:: What to do ::
Identify and reproduce every line holding the string "Representation".

:: Input records ::

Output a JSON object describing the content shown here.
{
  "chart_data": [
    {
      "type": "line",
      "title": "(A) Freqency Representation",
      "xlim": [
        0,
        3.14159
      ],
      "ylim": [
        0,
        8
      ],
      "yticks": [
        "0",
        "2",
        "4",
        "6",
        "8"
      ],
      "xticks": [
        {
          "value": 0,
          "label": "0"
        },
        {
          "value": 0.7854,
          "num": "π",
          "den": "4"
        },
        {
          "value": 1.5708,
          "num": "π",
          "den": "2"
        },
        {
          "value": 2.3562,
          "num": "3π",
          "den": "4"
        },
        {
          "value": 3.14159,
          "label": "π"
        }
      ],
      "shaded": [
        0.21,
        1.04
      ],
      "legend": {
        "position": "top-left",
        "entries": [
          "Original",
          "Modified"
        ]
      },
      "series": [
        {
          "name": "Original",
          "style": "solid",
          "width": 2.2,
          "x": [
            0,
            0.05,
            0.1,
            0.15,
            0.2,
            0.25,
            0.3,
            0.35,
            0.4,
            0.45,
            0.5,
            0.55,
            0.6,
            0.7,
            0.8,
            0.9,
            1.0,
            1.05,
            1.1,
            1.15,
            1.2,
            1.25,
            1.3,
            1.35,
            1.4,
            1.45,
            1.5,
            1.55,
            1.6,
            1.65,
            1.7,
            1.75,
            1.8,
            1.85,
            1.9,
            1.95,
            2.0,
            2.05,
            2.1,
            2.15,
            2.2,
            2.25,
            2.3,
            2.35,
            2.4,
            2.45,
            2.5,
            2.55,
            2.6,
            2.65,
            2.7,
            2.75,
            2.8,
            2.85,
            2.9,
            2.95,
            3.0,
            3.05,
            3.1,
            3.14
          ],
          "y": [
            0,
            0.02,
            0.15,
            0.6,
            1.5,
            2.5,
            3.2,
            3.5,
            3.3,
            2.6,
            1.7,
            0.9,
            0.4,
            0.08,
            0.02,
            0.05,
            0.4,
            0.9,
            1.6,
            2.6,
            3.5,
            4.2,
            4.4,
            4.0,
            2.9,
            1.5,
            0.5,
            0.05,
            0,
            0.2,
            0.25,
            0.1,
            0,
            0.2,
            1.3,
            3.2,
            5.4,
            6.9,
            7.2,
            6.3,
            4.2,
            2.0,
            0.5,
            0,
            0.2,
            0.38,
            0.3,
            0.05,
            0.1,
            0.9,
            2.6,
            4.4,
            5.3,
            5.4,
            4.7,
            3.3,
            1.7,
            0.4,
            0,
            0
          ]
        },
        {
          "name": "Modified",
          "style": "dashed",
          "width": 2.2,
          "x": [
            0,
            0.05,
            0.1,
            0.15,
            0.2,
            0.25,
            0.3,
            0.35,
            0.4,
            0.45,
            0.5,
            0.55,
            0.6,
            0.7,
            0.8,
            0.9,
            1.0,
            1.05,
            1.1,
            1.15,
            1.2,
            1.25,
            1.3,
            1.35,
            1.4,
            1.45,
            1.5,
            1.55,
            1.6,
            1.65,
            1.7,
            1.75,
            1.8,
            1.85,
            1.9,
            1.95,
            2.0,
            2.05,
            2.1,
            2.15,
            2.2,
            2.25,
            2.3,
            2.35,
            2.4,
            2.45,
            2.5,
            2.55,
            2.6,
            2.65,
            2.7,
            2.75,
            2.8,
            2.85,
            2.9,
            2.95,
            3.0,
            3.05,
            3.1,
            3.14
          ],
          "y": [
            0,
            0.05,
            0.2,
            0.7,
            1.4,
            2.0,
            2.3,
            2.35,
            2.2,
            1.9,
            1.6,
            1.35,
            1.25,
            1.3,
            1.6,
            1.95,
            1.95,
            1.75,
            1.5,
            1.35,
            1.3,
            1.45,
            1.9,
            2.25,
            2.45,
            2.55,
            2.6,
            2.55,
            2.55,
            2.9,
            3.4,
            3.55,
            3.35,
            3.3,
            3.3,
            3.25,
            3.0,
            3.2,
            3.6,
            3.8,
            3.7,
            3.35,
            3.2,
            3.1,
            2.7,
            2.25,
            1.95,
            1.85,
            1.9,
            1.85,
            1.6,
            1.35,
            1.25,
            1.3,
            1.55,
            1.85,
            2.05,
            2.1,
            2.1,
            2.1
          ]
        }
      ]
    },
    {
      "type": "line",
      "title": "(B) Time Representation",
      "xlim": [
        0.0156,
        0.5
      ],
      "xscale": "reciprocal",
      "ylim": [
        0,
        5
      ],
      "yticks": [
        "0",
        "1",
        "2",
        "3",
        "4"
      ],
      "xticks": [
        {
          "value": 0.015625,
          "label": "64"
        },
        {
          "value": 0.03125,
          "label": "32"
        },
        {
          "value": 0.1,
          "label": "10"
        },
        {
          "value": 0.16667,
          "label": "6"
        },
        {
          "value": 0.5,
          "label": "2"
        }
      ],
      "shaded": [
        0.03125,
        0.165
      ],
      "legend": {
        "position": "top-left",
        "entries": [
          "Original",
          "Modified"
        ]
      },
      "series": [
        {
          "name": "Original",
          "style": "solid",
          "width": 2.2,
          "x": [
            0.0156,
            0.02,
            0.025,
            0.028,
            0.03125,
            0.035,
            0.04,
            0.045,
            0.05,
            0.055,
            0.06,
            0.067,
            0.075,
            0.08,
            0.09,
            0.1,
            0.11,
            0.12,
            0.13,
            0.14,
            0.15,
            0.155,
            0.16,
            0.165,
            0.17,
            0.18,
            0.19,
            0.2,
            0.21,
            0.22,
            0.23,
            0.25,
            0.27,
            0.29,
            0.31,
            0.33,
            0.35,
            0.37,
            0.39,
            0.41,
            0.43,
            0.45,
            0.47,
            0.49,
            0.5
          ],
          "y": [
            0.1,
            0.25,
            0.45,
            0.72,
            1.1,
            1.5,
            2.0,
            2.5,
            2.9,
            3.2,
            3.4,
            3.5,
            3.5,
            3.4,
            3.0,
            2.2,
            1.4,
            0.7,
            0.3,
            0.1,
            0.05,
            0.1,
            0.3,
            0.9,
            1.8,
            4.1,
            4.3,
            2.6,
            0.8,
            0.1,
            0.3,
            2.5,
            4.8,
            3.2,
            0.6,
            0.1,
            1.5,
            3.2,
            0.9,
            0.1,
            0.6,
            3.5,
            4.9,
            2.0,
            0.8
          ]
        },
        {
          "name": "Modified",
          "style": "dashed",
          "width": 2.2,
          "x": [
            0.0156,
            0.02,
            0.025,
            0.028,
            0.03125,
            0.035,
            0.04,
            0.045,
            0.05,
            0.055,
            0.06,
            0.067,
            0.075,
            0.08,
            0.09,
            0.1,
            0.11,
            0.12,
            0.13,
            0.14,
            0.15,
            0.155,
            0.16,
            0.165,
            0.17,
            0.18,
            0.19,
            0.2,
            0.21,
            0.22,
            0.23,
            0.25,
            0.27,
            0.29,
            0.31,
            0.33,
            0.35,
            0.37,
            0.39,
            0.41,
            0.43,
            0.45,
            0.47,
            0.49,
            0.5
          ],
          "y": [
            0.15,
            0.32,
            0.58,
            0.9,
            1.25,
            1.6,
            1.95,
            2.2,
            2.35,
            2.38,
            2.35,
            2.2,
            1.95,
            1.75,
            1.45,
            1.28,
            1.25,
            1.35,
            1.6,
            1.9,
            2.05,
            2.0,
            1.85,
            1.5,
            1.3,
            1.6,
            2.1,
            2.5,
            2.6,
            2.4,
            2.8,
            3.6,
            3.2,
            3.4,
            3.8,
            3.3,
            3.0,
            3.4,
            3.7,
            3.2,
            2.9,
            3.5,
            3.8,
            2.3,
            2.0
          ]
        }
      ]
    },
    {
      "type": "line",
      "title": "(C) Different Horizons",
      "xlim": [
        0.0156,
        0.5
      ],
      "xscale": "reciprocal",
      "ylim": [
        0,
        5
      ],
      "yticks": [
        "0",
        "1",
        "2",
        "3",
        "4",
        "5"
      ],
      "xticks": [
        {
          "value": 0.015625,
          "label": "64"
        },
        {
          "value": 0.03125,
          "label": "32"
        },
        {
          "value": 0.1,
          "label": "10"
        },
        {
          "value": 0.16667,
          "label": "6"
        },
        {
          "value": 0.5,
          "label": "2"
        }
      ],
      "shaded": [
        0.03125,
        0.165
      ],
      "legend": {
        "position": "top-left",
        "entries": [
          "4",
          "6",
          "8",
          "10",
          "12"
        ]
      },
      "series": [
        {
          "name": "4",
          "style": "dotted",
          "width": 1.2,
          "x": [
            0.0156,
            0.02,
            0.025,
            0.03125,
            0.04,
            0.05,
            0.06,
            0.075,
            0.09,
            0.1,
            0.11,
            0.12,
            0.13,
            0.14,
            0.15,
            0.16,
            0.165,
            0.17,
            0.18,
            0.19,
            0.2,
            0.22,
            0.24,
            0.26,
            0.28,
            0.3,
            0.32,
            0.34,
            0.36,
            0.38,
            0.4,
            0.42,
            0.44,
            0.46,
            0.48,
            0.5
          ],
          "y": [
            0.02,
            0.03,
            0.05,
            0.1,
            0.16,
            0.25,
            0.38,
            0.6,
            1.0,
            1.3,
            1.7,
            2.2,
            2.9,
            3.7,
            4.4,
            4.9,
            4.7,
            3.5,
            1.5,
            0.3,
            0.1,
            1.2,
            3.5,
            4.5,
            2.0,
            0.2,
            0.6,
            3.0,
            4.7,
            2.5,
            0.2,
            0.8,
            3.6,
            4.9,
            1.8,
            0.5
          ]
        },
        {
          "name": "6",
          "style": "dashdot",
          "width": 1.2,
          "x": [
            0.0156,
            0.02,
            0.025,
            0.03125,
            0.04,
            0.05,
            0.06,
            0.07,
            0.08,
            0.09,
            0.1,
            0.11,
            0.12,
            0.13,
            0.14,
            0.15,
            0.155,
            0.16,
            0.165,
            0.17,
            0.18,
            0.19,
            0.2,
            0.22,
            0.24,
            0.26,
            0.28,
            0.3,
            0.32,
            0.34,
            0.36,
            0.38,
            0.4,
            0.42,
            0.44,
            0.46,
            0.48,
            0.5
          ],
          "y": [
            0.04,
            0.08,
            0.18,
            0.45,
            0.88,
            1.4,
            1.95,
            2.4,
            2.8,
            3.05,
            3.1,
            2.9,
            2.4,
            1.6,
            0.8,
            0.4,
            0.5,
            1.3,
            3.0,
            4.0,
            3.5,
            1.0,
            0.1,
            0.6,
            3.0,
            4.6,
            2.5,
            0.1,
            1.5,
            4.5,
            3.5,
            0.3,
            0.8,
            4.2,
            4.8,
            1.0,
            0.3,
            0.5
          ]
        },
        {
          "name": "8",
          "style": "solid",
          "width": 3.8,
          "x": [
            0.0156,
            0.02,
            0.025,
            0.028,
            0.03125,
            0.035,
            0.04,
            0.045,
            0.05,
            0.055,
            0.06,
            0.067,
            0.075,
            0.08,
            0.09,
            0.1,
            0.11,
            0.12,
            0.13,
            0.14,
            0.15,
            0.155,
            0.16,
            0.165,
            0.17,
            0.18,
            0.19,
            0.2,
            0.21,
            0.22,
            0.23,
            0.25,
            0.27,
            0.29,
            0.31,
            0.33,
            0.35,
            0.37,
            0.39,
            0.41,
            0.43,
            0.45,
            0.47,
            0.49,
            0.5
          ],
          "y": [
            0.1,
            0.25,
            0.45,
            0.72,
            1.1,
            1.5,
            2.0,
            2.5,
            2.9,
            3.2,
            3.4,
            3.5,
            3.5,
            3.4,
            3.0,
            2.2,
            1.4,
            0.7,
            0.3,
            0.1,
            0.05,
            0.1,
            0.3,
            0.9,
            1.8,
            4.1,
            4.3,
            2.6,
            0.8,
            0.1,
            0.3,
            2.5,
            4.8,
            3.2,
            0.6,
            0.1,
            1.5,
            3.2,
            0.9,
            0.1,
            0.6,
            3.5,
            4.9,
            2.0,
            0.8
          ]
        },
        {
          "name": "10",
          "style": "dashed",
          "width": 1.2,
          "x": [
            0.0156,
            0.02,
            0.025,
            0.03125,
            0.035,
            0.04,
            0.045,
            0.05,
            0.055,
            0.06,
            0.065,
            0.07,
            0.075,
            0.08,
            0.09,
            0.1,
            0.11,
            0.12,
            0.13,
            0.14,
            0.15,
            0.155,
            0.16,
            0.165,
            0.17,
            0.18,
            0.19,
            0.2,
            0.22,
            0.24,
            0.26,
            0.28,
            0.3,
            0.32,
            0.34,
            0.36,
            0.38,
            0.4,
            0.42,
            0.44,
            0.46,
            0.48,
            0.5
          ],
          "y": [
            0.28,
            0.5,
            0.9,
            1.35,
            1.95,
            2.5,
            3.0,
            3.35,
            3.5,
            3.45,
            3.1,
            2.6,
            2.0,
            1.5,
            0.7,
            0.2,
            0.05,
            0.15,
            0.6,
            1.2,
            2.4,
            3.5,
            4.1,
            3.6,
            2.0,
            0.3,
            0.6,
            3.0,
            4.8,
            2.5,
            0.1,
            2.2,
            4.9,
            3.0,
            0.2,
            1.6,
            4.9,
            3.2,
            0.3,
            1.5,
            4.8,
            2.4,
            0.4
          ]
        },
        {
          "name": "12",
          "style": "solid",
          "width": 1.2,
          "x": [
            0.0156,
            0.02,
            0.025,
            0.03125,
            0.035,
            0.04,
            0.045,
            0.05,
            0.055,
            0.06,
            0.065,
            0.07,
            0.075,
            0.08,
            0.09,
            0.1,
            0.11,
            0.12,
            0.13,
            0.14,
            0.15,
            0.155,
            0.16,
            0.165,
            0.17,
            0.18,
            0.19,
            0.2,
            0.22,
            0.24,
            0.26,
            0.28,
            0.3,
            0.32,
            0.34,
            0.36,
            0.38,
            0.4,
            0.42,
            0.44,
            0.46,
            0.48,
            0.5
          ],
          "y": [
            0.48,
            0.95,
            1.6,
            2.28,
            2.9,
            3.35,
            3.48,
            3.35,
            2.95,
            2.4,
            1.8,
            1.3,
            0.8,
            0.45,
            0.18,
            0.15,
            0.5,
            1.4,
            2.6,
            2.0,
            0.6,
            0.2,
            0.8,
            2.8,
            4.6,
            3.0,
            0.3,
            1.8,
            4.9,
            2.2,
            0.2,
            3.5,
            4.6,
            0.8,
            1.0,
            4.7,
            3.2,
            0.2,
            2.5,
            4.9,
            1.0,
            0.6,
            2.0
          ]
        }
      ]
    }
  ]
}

:: Exercise answer ::
      "title": "(A) Freqency Representation",
      "title": "(B) Time Representation",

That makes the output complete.